---------- Information provided

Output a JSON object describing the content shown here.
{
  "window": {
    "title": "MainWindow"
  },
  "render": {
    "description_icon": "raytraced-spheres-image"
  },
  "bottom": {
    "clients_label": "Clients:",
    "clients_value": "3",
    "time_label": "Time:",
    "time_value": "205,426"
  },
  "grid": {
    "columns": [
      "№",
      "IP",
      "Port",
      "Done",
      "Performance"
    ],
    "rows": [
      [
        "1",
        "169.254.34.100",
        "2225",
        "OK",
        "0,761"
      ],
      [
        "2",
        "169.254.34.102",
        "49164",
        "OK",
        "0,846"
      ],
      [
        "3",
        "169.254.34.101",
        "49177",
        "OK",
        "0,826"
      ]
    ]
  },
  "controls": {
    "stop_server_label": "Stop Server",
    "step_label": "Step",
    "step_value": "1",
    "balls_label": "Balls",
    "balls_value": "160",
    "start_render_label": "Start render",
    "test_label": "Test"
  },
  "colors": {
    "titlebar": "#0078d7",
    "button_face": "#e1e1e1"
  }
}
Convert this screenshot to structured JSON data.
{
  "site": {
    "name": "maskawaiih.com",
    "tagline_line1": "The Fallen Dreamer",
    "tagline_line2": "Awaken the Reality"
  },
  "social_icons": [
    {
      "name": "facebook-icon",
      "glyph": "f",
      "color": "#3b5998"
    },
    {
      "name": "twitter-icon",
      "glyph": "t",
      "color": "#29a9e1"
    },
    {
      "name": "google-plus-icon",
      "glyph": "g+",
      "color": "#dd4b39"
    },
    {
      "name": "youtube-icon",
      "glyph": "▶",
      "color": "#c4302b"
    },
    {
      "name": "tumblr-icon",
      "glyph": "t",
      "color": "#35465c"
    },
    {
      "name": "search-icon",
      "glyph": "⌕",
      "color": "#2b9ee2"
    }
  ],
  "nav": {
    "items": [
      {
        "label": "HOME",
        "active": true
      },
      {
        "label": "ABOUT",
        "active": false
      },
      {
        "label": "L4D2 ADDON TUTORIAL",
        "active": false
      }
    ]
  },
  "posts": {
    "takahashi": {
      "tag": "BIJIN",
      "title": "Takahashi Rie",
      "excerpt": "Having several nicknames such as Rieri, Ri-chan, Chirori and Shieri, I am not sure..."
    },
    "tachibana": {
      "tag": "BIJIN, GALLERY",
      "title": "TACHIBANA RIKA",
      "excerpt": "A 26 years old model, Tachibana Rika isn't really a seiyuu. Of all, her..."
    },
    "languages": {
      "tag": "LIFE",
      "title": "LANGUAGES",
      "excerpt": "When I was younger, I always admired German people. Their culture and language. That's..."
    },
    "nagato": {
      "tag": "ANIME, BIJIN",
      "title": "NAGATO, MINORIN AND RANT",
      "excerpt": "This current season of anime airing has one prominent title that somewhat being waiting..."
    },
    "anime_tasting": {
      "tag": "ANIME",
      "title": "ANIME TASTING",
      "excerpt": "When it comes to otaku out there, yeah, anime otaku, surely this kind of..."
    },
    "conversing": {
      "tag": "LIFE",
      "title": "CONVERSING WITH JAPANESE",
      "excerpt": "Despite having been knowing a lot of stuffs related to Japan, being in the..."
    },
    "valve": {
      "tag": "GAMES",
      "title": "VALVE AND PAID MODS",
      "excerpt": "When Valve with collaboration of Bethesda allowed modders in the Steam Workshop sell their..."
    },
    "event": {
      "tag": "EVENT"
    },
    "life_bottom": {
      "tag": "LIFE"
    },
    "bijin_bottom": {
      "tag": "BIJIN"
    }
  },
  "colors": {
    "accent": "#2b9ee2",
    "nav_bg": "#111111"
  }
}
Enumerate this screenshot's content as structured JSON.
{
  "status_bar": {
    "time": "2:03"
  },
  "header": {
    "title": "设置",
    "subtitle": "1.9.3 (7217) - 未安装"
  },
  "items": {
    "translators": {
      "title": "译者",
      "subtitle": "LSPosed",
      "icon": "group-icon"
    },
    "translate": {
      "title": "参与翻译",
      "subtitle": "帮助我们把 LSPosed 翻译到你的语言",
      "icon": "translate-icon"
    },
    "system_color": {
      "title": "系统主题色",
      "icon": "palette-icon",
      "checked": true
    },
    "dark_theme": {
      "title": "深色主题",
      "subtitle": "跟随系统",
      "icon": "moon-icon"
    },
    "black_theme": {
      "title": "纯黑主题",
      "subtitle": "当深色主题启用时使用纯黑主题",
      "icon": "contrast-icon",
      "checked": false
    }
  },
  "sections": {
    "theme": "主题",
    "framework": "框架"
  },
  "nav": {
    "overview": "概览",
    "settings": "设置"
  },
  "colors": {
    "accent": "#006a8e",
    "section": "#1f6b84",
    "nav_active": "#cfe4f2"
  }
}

--------------------

Task directions
Would you restate each of the entries word for word?

Written solution
Output a JSON object describing the content shown here.
{
  "window": {
    "title": "MainWindow"
  },
  "render": {
    "description_icon": "raytraced-spheres-image"
  },
  "bottom": {
    "clients_label": "Clients:",
    "clients_value": "3",
    "time_label": "Time:",
    "time_value": "205,426"
  },
  "grid": {
    "columns": [
      "№",
      "IP",
      "Port",
      "Done",
      "Performance"
    ],
    "rows": [
      [
        "1",
        "169.254.34.100",
        "2225",
        "OK",
        "0,761"
      ],
      [
        "2",
        "169.254.34.102",
        "49164",
        "OK",
        "0,846"
      ],
      [
        "3",
        "169.254.34.101",
        "49177",
        "OK",
        "0,826"
      ]
    ]
  },
  "controls": {
    "stop_server_label": "Stop Server",
    "step_label": "Step",
    "step_value": "1",
    "balls_label": "Balls",
    "balls_value": "160",
    "start_render_label": "Start render",
    "test_label": "Test"
  },
  "colors": {
    "titlebar": "#0078d7",
    "button_face": "#e1e1e1"
  }
}
Convert this screenshot to structured JSON data.
{
  "site": {
    "name": "maskawaiih.com",
    "tagline_line1": "The Fallen Dreamer",
    "tagline_line2": "Awaken the Reality"
  },
  "social_icons": [
    {
      "name": "facebook-icon",
      "glyph": "f",
      "color": "#3b5998"
    },
    {
      "name": "twitter-icon",
      "glyph": "t",
      "color": "#29a9e1"
    },
    {
      "name": "google-plus-icon",
      "glyph": "g+",
      "color": "#dd4b39"
    },
    {
      "name": "youtube-icon",
      "glyph": "▶",
      "color": "#c4302b"
    },
    {
      "name": "tumblr-icon",
      "glyph": "t",
      "color": "#35465c"
    },
    {
      "name": "search-icon",
      "glyph": "⌕",
      "color": "#2b9ee2"
    }
  ],
  "nav": {
    "items": [
      {
        "label": "HOME",
        "active": true
      },
      {
        "label": "ABOUT",
        "active": false
      },
      {
        "label": "L4D2 ADDON TUTORIAL",
        "active": false
      }
    ]
  },
  "posts": {
    "takahashi": {
      "tag": "BIJIN",
      "title": "Takahashi Rie",
      "excerpt": "Having several nicknames such as Rieri, Ri-chan, Chirori and Shieri, I am not sure..."
    },
    "tachibana": {
      "tag": "BIJIN, GALLERY",
      "title": "TACHIBANA RIKA",
      "excerpt": "A 26 years old model, Tachibana Rika isn't really a seiyuu. Of all, her..."
    },
    "languages": {
      "tag": "LIFE",
      "title": "LANGUAGES",
      "excerpt": "When I was younger, I always admired German people. Their culture and language. That's..."
    },
    "nagato": {
      "tag": "ANIME, BIJIN",
      "title": "NAGATO, MINORIN AND RANT",
      "excerpt": "This current season of anime airing has one prominent title that somewhat being waiting..."
    },
    "anime_tasting": {
      "tag": "ANIME",
      "title": "ANIME TASTING",
      "excerpt": "When it comes to otaku out there, yeah, anime otaku, surely this kind of..."
    },
    "conversing": {
      "tag": "LIFE",
      "title": "CONVERSING WITH JAPANESE",
      "excerpt": "Despite having been knowing a lot of stuffs related to Japan, being in the..."
    },
    "valve": {
      "tag": "GAMES",
      "title": "VALVE AND PAID MODS",
      "excerpt": "When Valve with collaboration of Bethesda allowed modders in the Steam Workshop sell their..."
    },
    "event": {
      "tag": "EVENT"
    },
    "life_bottom": {
      "tag": "LIFE"
    },
    "bijin_bottom": {
      "tag": "BIJIN"
    }
  },
  "colors": {
    "accent": "#2b9ee2",
    "nav_bg": "#111111"
  }
}
Enumerate this screenshot's content as structured JSON.
{
  "status_bar": {
    "time": "2:03"
  },
  "header": {
    "title": "设置",
    "subtitle": "1.9.3 (7217) - 未安装"
  },
  "items": {
    "translators": {
      "title": "译者",
      "subtitle": "LSPosed",
      "icon": "group-icon"
    },
    "translate": {
      "title": "参与翻译",
      "subtitle": "帮助我们把 LSPosed 翻译到你的语言",
      "icon": "translate-icon"
    },
    "system_color": {
      "title": "系统主题色",
      "icon": "palette-icon",
      "checked": true
    },
    "dark_theme": {
      "title": "深色主题",
      "subtitle": "跟随系统",
      "icon": "moon-icon"
    },
    "black_theme": {
      "title": "纯黑主题",
      "subtitle": "当深色主题启用时使用纯黑主题",
      "icon": "contrast-icon",
      "checked": false
    }
  },
  "sections": {
    "theme": "主题",
    "framework": "框架"
  },
  "nav": {
    "overview": "概览",
    "settings": "设置"
  },
  "colors": {
    "accent": "#006a8e",
    "section": "#1f6b84",
    "nav_active": "#cfe4f2"
  }
}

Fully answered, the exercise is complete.